* [Requirement]
With the pictures omitted, write out the entries that follow exactly as they stand.
-- Begin Recorded data --
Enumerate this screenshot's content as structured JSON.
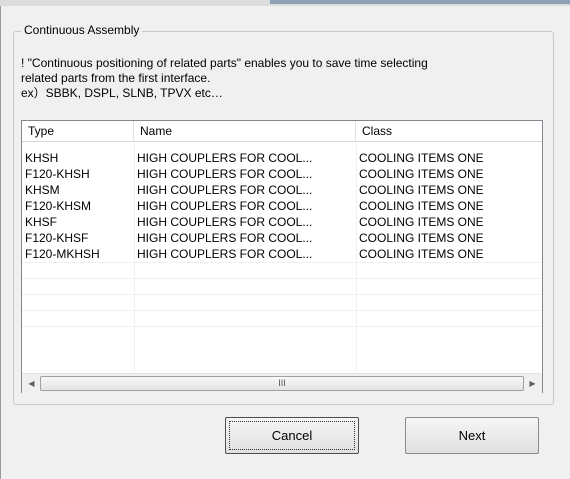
{
  "group": {
    "title": "Continuous Assembly"
  },
  "description": {
    "line1": "! \"Continuous positioning of related parts\" enables you to save time selecting",
    "line2": "related parts from the first interface.",
    "line3": "ex）SBBK, DSPL, SLNB, TPVX etc…"
  },
  "table": {
    "columns": [
      "Type",
      "Name",
      "Class"
    ],
    "rows": [
      [
        "KHSH",
        "HIGH COUPLERS FOR COOL...",
        "COOLING ITEMS ONE"
      ],
      [
        "F120-KHSH",
        "HIGH COUPLERS FOR COOL...",
        "COOLING ITEMS ONE"
      ],
      [
        "KHSM",
        "HIGH COUPLERS FOR COOL...",
        "COOLING ITEMS ONE"
      ],
      [
        "F120-KHSM",
        "HIGH COUPLERS FOR COOL...",
        "COOLING ITEMS ONE"
      ],
      [
        "KHSF",
        "HIGH COUPLERS FOR COOL...",
        "COOLING ITEMS ONE"
      ],
      [
        "F120-KHSF",
        "HIGH COUPLERS FOR COOL...",
        "COOLING ITEMS ONE"
      ],
      [
        "F120-MKHSH",
        "HIGH COUPLERS FOR COOL...",
        "COOLING ITEMS ONE"
      ]
    ]
  },
  "scrollbar": {
    "left_arrow": "◀",
    "right_arrow": "▶",
    "grip": "III"
  },
  "buttons": {
    "cancel": "Cancel",
    "next": "Next"
  }
}
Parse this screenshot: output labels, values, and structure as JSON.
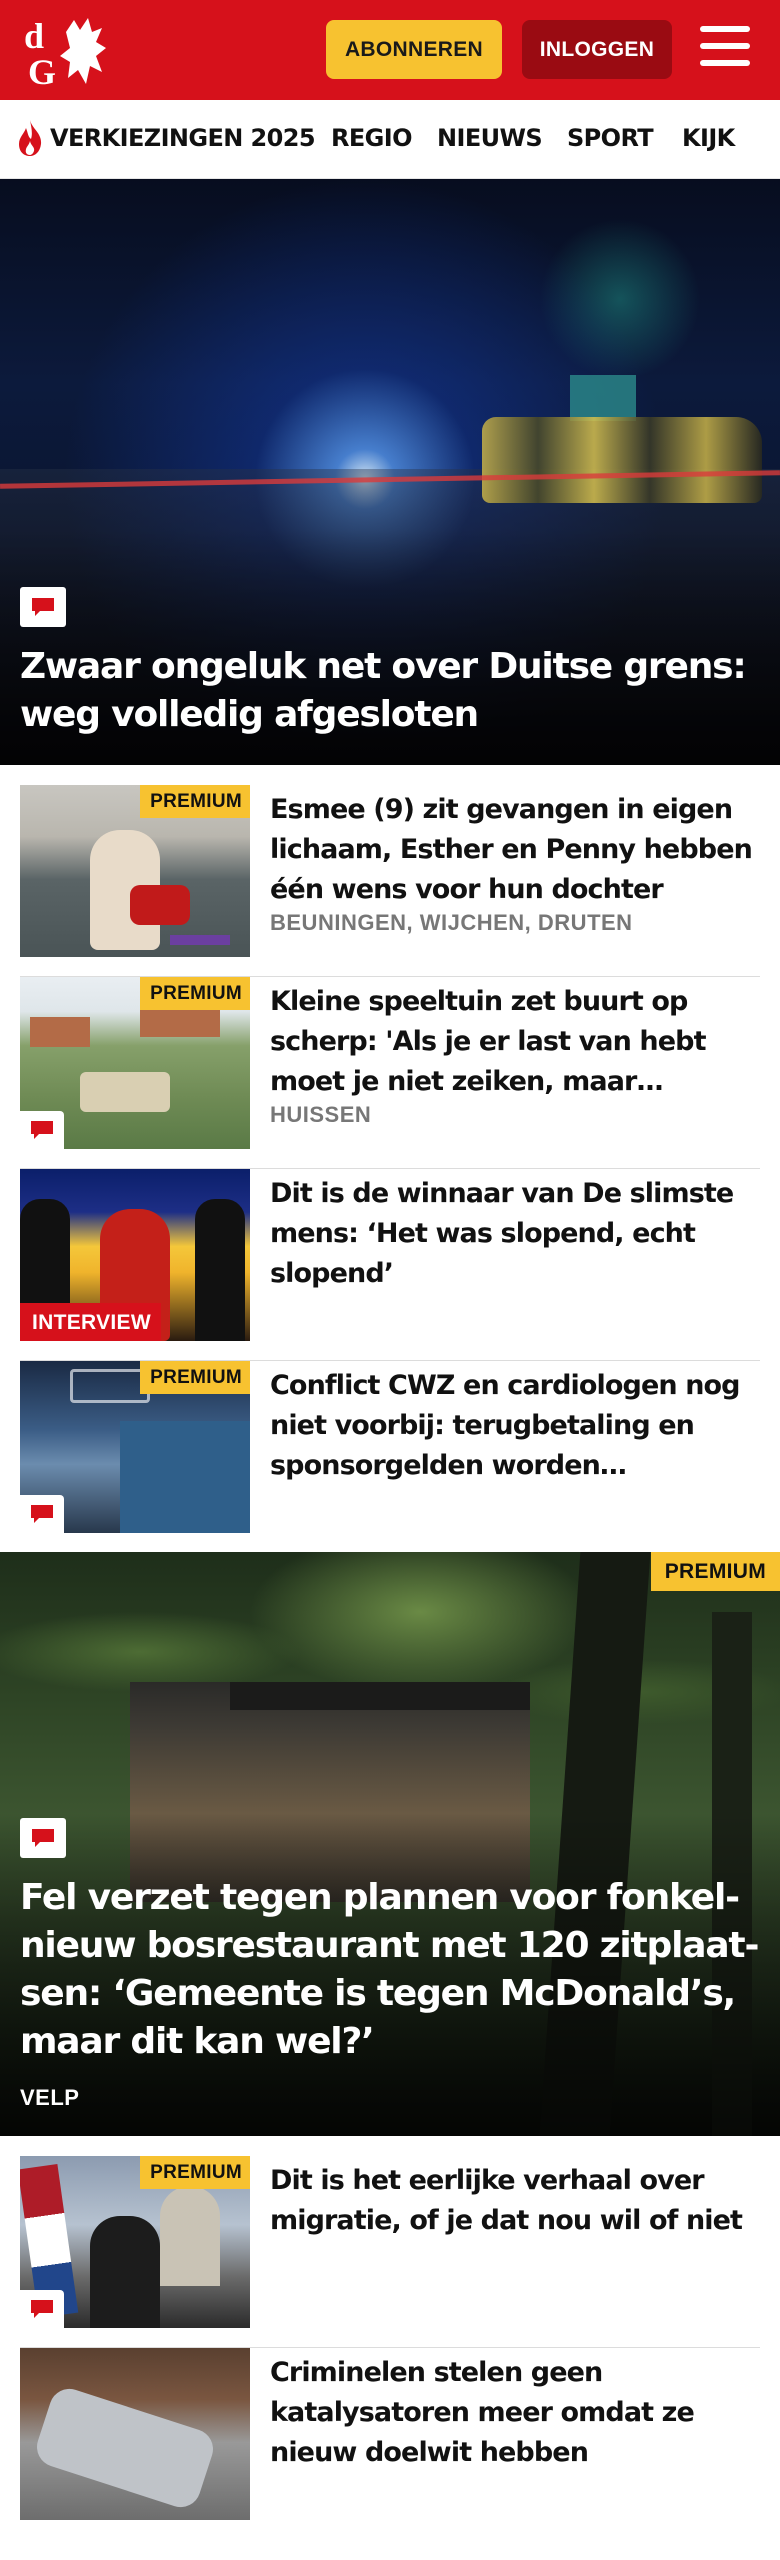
-- End Recorded data --
* [Reply to the exercise]
Enumerate this screenshot's content as structured JSON.
{
  "group": {
    "title": "Continuous Assembly"
  },
  "description": {
    "line1": "! \"Continuous positioning of related parts\" enables you to save time selecting",
    "line2": "related parts from the first interface.",
    "line3": "ex）SBBK, DSPL, SLNB, TPVX etc…"
  },
  "table": {
    "columns": [
      "Type",
      "Name",
      "Class"
    ],
    "rows": [
      [
        "KHSH",
        "HIGH COUPLERS FOR COOL...",
        "COOLING ITEMS ONE"
      ],
      [
        "F120-KHSH",
        "HIGH COUPLERS FOR COOL...",
        "COOLING ITEMS ONE"
      ],
      [
        "KHSM",
        "HIGH COUPLERS FOR COOL...",
        "COOLING ITEMS ONE"
      ],
      [
        "F120-KHSM",
        "HIGH COUPLERS FOR COOL...",
        "COOLING ITEMS ONE"
      ],
      [
        "KHSF",
        "HIGH COUPLERS FOR COOL...",
        "COOLING ITEMS ONE"
      ],
      [
        "F120-KHSF",
        "HIGH COUPLERS FOR COOL...",
        "COOLING ITEMS ONE"
      ],
      [
        "F120-MKHSH",
        "HIGH COUPLERS FOR COOL...",
        "COOLING ITEMS ONE"
      ]
    ]
  },
  "scrollbar": {
    "left_arrow": "◀",
    "right_arrow": "▶",
    "grip": "III"
  },
  "buttons": {
    "cancel": "Cancel",
    "next": "Next"
  }
}
Parse this screenshot: output labels, values, and structure as JSON.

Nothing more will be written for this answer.